* **Available data**
════════════════════

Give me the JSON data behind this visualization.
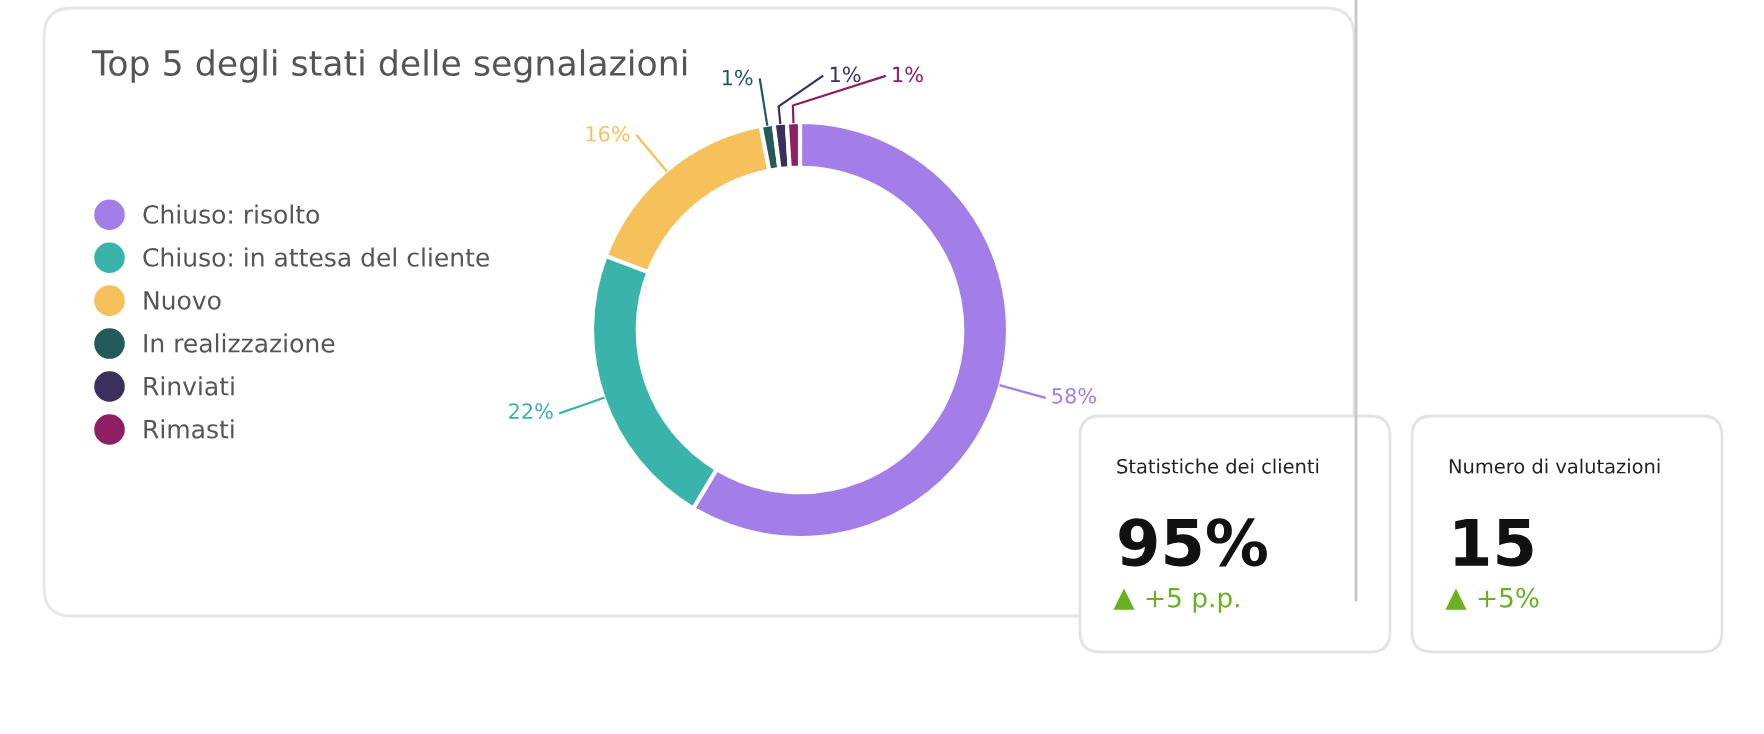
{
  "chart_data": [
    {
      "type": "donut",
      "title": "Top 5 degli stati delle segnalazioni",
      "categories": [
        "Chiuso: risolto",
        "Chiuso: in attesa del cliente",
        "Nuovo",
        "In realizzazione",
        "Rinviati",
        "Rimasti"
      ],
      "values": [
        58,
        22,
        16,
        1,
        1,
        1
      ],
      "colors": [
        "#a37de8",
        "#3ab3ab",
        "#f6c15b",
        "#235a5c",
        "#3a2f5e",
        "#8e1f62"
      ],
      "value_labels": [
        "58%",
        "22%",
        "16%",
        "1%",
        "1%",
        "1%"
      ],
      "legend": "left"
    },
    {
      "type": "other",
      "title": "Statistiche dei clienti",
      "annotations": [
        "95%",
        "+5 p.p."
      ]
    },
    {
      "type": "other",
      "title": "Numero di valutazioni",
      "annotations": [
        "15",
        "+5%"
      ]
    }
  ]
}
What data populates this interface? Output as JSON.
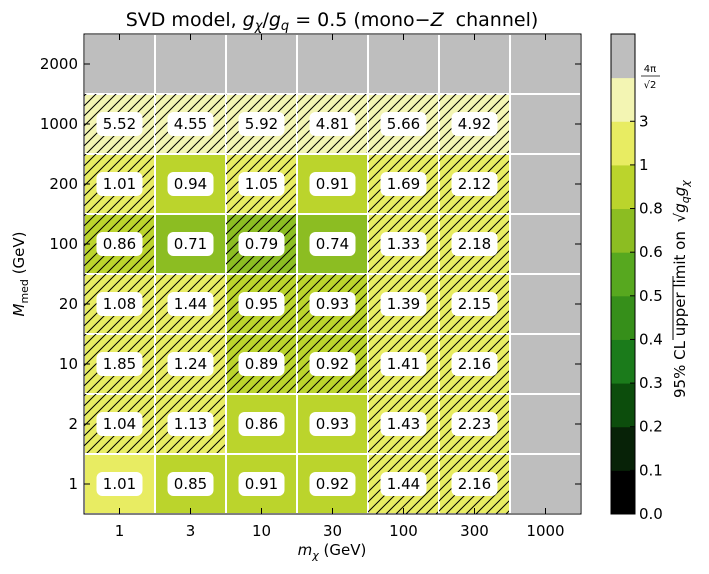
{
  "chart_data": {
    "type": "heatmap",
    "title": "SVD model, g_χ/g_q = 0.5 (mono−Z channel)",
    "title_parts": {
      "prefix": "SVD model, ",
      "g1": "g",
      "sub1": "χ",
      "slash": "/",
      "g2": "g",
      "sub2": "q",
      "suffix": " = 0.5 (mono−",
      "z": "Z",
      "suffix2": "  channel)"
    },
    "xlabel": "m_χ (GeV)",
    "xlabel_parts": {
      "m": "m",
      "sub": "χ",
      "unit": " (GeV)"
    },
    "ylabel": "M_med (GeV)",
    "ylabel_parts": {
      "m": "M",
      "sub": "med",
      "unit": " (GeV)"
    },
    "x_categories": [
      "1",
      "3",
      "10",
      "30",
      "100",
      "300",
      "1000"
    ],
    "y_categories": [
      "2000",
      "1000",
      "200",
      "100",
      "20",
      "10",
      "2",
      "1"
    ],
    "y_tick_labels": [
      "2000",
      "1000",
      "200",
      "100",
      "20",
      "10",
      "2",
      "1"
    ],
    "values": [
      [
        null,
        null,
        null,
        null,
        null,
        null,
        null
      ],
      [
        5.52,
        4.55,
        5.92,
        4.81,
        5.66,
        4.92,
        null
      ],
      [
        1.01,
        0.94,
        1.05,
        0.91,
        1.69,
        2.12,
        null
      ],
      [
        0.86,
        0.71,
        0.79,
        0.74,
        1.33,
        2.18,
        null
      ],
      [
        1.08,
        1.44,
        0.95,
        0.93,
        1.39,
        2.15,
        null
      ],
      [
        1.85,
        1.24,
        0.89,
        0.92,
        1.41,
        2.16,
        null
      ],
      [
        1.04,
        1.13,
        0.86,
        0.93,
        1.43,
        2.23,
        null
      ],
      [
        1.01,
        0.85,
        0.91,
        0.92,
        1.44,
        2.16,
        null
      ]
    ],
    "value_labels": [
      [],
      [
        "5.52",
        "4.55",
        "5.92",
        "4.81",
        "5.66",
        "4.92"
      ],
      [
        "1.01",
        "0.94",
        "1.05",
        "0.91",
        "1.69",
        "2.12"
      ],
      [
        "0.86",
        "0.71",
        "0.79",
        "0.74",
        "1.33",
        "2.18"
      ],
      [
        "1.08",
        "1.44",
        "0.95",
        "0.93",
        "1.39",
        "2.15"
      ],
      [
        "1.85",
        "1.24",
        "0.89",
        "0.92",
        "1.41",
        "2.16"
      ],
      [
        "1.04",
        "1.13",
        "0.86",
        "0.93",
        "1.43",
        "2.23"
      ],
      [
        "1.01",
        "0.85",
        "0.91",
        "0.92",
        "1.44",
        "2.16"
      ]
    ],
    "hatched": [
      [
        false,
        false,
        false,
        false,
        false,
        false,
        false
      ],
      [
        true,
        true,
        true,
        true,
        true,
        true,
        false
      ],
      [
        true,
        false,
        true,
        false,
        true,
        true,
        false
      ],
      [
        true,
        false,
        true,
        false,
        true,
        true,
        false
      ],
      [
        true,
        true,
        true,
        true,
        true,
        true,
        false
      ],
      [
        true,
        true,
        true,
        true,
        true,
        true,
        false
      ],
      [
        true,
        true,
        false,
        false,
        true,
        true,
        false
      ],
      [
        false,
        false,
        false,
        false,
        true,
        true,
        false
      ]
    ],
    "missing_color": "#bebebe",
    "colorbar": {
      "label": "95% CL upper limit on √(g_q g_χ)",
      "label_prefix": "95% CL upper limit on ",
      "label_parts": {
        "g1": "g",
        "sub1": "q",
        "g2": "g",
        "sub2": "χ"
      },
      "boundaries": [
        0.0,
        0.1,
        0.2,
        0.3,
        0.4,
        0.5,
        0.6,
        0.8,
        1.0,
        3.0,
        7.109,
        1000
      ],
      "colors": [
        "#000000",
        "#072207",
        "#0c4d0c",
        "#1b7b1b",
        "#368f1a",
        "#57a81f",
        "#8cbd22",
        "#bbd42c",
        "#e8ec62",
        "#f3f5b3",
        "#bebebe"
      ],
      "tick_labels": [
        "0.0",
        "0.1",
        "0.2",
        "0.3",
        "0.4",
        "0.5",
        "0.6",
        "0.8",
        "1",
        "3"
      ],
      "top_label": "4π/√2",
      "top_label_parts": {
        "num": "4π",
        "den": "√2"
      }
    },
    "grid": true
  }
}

════════════════════

* **Instructions for the task**
Return all of the entries word for word, but omit the pictures.

* **The response**
Give me the JSON data behind this visualization.
{
  "chart_data": [
    {
      "type": "donut",
      "title": "Top 5 degli stati delle segnalazioni",
      "categories": [
        "Chiuso: risolto",
        "Chiuso: in attesa del cliente",
        "Nuovo",
        "In realizzazione",
        "Rinviati",
        "Rimasti"
      ],
      "values": [
        58,
        22,
        16,
        1,
        1,
        1
      ],
      "colors": [
        "#a37de8",
        "#3ab3ab",
        "#f6c15b",
        "#235a5c",
        "#3a2f5e",
        "#8e1f62"
      ],
      "value_labels": [
        "58%",
        "22%",
        "16%",
        "1%",
        "1%",
        "1%"
      ],
      "legend": "left"
    },
    {
      "type": "other",
      "title": "Statistiche dei clienti",
      "annotations": [
        "95%",
        "+5 p.p."
      ]
    },
    {
      "type": "other",
      "title": "Numero di valutazioni",
      "annotations": [
        "15",
        "+5%"
      ]
    }
  ]
}
What data populates this interface? Output as JSON.
{
  "chart_data": {
    "type": "heatmap",
    "title": "SVD model, g_χ/g_q = 0.5 (mono−Z channel)",
    "title_parts": {
      "prefix": "SVD model, ",
      "g1": "g",
      "sub1": "χ",
      "slash": "/",
      "g2": "g",
      "sub2": "q",
      "suffix": " = 0.5 (mono−",
      "z": "Z",
      "suffix2": "  channel)"
    },
    "xlabel": "m_χ (GeV)",
    "xlabel_parts": {
      "m": "m",
      "sub": "χ",
      "unit": " (GeV)"
    },
    "ylabel": "M_med (GeV)",
    "ylabel_parts": {
      "m": "M",
      "sub": "med",
      "unit": " (GeV)"
    },
    "x_categories": [
      "1",
      "3",
      "10",
      "30",
      "100",
      "300",
      "1000"
    ],
    "y_categories": [
      "2000",
      "1000",
      "200",
      "100",
      "20",
      "10",
      "2",
      "1"
    ],
    "y_tick_labels": [
      "2000",
      "1000",
      "200",
      "100",
      "20",
      "10",
      "2",
      "1"
    ],
    "values": [
      [
        null,
        null,
        null,
        null,
        null,
        null,
        null
      ],
      [
        5.52,
        4.55,
        5.92,
        4.81,
        5.66,
        4.92,
        null
      ],
      [
        1.01,
        0.94,
        1.05,
        0.91,
        1.69,
        2.12,
        null
      ],
      [
        0.86,
        0.71,
        0.79,
        0.74,
        1.33,
        2.18,
        null
      ],
      [
        1.08,
        1.44,
        0.95,
        0.93,
        1.39,
        2.15,
        null
      ],
      [
        1.85,
        1.24,
        0.89,
        0.92,
        1.41,
        2.16,
        null
      ],
      [
        1.04,
        1.13,
        0.86,
        0.93,
        1.43,
        2.23,
        null
      ],
      [
        1.01,
        0.85,
        0.91,
        0.92,
        1.44,
        2.16,
        null
      ]
    ],
    "value_labels": [
      [],
      [
        "5.52",
        "4.55",
        "5.92",
        "4.81",
        "5.66",
        "4.92"
      ],
      [
        "1.01",
        "0.94",
        "1.05",
        "0.91",
        "1.69",
        "2.12"
      ],
      [
        "0.86",
        "0.71",
        "0.79",
        "0.74",
        "1.33",
        "2.18"
      ],
      [
        "1.08",
        "1.44",
        "0.95",
        "0.93",
        "1.39",
        "2.15"
      ],
      [
        "1.85",
        "1.24",
        "0.89",
        "0.92",
        "1.41",
        "2.16"
      ],
      [
        "1.04",
        "1.13",
        "0.86",
        "0.93",
        "1.43",
        "2.23"
      ],
      [
        "1.01",
        "0.85",
        "0.91",
        "0.92",
        "1.44",
        "2.16"
      ]
    ],
    "hatched": [
      [
        false,
        false,
        false,
        false,
        false,
        false,
        false
      ],
      [
        true,
        true,
        true,
        true,
        true,
        true,
        false
      ],
      [
        true,
        false,
        true,
        false,
        true,
        true,
        false
      ],
      [
        true,
        false,
        true,
        false,
        true,
        true,
        false
      ],
      [
        true,
        true,
        true,
        true,
        true,
        true,
        false
      ],
      [
        true,
        true,
        true,
        true,
        true,
        true,
        false
      ],
      [
        true,
        true,
        false,
        false,
        true,
        true,
        false
      ],
      [
        false,
        false,
        false,
        false,
        true,
        true,
        false
      ]
    ],
    "missing_color": "#bebebe",
    "colorbar": {
      "label": "95% CL upper limit on √(g_q g_χ)",
      "label_prefix": "95% CL upper limit on ",
      "label_parts": {
        "g1": "g",
        "sub1": "q",
        "g2": "g",
        "sub2": "χ"
      },
      "boundaries": [
        0.0,
        0.1,
        0.2,
        0.3,
        0.4,
        0.5,
        0.6,
        0.8,
        1.0,
        3.0,
        7.109,
        1000
      ],
      "colors": [
        "#000000",
        "#072207",
        "#0c4d0c",
        "#1b7b1b",
        "#368f1a",
        "#57a81f",
        "#8cbd22",
        "#bbd42c",
        "#e8ec62",
        "#f3f5b3",
        "#bebebe"
      ],
      "tick_labels": [
        "0.0",
        "0.1",
        "0.2",
        "0.3",
        "0.4",
        "0.5",
        "0.6",
        "0.8",
        "1",
        "3"
      ],
      "top_label": "4π/√2",
      "top_label_parts": {
        "num": "4π",
        "den": "√2"
      }
    },
    "grid": true
  }
}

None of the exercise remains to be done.